TASK INPUTS:
--*--

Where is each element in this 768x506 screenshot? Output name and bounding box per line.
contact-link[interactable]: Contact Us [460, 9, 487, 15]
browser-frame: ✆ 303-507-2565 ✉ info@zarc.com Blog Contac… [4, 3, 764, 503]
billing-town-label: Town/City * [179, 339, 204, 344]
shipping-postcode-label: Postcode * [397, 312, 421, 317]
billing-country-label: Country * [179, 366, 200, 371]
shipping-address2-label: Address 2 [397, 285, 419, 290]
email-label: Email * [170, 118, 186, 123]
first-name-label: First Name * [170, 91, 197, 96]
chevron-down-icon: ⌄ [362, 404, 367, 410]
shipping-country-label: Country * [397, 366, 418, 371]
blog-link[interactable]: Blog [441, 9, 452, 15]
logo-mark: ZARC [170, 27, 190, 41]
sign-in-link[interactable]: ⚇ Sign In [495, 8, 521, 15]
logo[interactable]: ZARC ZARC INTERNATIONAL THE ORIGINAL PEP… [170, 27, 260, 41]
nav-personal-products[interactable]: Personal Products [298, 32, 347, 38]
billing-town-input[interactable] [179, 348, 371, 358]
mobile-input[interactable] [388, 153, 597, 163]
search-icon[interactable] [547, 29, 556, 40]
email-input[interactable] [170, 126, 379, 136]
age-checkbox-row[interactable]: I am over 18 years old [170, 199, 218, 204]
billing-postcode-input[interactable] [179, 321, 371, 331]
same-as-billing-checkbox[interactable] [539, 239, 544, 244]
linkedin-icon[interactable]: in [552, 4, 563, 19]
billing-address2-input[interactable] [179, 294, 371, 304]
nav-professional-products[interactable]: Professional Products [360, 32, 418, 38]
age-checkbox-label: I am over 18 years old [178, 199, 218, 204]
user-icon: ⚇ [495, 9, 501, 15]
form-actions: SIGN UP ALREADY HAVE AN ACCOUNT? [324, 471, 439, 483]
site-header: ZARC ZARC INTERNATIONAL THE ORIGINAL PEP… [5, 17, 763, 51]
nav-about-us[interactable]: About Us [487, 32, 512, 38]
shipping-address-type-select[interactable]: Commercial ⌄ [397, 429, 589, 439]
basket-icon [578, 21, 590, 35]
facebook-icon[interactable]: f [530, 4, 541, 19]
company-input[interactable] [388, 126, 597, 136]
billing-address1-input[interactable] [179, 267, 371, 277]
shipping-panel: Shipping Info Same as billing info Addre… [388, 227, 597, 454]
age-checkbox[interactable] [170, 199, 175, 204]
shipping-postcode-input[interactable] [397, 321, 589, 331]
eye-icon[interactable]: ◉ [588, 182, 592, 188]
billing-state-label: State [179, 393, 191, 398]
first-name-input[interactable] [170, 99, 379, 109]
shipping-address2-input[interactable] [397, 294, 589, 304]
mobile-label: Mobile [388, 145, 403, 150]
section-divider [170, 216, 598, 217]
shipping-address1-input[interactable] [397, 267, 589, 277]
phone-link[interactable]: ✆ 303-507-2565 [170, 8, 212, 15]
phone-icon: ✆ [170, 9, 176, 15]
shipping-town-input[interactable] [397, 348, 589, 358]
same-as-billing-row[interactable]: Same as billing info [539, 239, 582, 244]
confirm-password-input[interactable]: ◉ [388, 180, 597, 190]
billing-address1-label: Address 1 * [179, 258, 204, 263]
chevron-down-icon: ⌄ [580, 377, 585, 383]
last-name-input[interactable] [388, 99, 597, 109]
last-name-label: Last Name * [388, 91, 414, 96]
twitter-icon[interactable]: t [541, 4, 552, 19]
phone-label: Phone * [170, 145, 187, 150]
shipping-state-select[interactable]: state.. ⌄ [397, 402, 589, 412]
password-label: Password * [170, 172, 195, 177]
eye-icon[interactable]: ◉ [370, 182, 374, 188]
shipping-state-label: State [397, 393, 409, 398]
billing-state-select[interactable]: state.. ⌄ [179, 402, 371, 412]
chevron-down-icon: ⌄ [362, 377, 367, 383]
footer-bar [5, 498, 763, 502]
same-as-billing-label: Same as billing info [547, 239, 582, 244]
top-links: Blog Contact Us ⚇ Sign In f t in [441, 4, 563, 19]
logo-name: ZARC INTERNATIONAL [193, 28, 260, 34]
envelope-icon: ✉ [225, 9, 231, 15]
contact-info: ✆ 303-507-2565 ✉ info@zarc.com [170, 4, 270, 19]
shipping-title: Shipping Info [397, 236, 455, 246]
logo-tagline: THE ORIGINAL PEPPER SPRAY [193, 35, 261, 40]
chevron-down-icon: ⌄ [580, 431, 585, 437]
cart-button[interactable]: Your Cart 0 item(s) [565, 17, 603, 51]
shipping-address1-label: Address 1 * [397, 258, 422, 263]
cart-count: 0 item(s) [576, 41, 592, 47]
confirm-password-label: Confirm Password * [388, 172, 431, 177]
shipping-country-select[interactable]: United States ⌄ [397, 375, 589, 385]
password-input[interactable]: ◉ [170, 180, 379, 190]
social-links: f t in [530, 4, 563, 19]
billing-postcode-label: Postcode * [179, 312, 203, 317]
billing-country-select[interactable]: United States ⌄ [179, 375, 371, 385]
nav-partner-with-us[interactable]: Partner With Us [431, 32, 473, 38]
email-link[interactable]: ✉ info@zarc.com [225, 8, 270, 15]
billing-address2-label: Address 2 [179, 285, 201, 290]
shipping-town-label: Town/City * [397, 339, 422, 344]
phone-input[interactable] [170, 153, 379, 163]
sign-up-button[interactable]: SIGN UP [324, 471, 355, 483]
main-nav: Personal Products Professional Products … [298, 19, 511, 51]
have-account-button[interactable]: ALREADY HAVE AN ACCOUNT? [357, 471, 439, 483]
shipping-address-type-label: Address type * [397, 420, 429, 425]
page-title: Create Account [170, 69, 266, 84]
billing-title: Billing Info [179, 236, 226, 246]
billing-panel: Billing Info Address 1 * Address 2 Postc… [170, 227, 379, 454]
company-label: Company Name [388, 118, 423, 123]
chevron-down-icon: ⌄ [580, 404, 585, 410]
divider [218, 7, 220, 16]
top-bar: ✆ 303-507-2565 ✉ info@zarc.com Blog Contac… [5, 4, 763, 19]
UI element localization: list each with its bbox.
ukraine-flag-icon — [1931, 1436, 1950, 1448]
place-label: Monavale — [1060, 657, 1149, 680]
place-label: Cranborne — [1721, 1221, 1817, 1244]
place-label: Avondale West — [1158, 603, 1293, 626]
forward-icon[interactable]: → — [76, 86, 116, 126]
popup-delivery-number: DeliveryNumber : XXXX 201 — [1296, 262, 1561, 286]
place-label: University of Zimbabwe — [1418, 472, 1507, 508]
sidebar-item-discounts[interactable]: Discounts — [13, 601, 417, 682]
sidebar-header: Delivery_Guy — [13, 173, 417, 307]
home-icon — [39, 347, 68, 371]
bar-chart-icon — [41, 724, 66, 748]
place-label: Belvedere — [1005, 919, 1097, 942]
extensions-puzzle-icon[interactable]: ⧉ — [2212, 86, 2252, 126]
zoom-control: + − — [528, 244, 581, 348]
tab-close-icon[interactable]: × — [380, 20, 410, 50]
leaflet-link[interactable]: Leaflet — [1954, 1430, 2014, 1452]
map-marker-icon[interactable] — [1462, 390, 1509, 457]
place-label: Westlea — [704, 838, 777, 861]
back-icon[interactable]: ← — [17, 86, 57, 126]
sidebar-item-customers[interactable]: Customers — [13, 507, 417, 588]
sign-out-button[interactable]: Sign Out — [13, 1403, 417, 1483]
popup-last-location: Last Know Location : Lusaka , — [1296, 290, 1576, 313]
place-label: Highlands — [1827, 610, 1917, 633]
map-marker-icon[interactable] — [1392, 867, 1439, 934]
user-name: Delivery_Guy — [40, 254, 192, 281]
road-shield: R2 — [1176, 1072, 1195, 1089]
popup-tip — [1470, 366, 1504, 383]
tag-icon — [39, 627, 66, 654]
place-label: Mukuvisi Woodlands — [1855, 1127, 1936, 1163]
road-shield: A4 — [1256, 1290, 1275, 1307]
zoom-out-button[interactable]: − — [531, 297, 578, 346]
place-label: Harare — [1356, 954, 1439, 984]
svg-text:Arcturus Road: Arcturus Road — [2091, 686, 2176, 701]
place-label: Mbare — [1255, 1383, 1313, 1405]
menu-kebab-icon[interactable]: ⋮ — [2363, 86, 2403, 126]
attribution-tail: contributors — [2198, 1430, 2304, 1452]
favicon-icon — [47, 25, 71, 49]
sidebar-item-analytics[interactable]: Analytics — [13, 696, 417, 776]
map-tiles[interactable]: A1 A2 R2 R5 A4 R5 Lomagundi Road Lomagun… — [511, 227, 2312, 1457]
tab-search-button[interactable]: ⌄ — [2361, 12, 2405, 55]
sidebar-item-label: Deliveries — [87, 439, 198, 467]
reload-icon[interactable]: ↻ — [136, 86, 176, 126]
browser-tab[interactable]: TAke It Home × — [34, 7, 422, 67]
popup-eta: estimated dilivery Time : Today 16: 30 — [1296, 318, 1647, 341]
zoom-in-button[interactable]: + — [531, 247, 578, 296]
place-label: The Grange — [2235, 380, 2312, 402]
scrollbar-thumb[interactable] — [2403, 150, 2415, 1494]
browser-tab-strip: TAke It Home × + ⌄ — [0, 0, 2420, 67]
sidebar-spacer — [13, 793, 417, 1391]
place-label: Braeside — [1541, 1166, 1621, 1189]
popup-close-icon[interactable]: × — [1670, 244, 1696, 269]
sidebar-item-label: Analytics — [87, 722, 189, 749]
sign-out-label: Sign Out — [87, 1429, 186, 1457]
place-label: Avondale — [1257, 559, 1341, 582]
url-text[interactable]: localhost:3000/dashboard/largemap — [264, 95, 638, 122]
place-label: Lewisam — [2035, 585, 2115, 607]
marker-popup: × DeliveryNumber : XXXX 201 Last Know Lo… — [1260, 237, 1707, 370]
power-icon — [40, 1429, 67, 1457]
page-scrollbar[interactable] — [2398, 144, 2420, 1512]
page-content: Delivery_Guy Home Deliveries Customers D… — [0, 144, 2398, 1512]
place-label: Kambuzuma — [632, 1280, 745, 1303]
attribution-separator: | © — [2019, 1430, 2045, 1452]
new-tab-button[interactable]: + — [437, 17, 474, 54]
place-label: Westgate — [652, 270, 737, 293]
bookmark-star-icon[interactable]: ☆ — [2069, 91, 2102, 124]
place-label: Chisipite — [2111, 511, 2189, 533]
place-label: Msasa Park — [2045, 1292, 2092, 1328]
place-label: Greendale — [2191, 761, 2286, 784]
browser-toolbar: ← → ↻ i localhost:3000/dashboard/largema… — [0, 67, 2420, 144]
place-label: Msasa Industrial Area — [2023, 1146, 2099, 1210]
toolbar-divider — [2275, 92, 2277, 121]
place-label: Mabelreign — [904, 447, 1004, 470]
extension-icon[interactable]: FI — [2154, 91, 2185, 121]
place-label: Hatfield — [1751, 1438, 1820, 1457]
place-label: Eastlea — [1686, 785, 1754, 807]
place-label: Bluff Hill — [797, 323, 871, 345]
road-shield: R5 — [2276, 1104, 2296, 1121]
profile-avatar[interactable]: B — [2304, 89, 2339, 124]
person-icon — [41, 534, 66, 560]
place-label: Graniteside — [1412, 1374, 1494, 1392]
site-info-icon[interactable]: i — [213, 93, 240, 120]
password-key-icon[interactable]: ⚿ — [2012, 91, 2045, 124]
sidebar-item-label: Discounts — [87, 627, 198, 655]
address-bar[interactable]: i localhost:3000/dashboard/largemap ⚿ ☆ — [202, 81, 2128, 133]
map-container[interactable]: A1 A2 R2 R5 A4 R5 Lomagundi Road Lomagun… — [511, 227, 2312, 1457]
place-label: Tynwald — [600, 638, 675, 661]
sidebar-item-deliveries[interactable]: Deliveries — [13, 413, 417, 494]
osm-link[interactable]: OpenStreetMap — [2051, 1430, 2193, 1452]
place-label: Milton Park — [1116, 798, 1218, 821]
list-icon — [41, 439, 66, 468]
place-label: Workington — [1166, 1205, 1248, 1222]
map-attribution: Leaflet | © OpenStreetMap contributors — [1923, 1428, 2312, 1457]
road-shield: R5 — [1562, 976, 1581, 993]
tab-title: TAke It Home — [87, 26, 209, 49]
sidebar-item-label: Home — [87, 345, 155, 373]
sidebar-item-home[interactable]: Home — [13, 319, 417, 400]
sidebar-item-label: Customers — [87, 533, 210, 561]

--*--

Pick out every line in the entries above that contains the string "title" and copy each one in full.

FULL SOLUTION:
shipping-title: Shipping Info [397, 236, 455, 246]
page-title: Create Account [170, 69, 266, 84]
billing-title: Billing Info [179, 236, 226, 246]
tab-title: TAke It Home — [87, 26, 209, 49]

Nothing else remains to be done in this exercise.